#### Recorded data ####

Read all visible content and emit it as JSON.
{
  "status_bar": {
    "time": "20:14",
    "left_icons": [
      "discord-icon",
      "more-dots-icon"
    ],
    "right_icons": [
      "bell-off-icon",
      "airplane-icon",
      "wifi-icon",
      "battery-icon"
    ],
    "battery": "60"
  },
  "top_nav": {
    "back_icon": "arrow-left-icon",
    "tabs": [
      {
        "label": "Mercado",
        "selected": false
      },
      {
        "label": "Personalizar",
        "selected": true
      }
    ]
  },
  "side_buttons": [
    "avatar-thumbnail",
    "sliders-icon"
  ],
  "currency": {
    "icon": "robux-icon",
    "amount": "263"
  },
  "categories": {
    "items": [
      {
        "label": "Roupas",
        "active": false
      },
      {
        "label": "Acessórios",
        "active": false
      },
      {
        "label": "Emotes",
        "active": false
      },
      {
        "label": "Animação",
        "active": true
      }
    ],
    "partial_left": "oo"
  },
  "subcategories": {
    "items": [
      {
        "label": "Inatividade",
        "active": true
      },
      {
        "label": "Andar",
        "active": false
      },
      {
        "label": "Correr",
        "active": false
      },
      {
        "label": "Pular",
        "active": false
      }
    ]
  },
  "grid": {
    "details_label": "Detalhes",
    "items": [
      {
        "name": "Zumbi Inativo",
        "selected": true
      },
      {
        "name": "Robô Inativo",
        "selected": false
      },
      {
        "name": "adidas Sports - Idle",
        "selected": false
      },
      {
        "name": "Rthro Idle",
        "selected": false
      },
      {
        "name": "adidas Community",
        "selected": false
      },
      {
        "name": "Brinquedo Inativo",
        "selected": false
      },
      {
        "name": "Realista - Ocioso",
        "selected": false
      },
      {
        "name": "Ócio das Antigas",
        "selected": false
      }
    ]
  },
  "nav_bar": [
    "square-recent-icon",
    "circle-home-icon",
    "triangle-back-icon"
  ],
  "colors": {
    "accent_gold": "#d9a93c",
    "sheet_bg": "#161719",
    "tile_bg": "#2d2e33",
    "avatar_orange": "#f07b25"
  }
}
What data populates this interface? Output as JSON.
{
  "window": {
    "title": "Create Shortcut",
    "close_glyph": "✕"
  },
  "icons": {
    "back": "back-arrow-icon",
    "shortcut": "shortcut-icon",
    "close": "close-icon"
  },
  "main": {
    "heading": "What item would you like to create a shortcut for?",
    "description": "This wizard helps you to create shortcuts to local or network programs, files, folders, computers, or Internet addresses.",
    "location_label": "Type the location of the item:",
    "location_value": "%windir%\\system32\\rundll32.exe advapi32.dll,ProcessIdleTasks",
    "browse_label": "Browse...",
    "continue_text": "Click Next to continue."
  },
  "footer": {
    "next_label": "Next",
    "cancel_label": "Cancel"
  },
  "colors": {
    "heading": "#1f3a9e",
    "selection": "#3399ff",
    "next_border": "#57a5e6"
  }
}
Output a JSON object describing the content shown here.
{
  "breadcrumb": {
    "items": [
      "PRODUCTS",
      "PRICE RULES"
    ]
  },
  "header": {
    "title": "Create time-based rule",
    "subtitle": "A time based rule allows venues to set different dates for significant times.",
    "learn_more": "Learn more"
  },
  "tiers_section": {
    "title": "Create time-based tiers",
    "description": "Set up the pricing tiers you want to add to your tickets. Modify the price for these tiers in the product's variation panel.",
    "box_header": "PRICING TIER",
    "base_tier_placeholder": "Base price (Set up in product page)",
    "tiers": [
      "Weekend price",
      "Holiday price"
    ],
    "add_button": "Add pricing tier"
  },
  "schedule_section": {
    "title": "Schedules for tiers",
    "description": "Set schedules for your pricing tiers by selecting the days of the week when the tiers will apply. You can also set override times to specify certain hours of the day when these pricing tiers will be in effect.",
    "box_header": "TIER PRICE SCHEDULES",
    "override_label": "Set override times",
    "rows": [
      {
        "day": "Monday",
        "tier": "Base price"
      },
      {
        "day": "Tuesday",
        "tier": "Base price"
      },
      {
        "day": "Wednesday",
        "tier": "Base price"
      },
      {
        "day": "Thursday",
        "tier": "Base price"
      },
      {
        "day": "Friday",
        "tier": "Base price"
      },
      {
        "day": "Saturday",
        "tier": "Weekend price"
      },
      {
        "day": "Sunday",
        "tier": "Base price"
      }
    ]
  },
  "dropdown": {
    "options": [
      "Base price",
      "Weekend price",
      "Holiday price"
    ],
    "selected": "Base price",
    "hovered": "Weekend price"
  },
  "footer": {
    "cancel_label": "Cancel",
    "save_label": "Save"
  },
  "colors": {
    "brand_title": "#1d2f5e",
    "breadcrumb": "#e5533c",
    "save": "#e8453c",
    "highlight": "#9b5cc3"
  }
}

####

● **Set exercise**
In the entries above, find every line with the word "your" and list it.

● **Completed task**
    "description": "Set up the pricing tiers you want to add to your tickets. Modify the price for these tiers in the product's variation panel.",
    "description": "Set schedules for your pricing tiers by selecting the days of the week when the tiers will apply. You can also set override times to specify certain hours of the day when these pricing tiers will be in effect.",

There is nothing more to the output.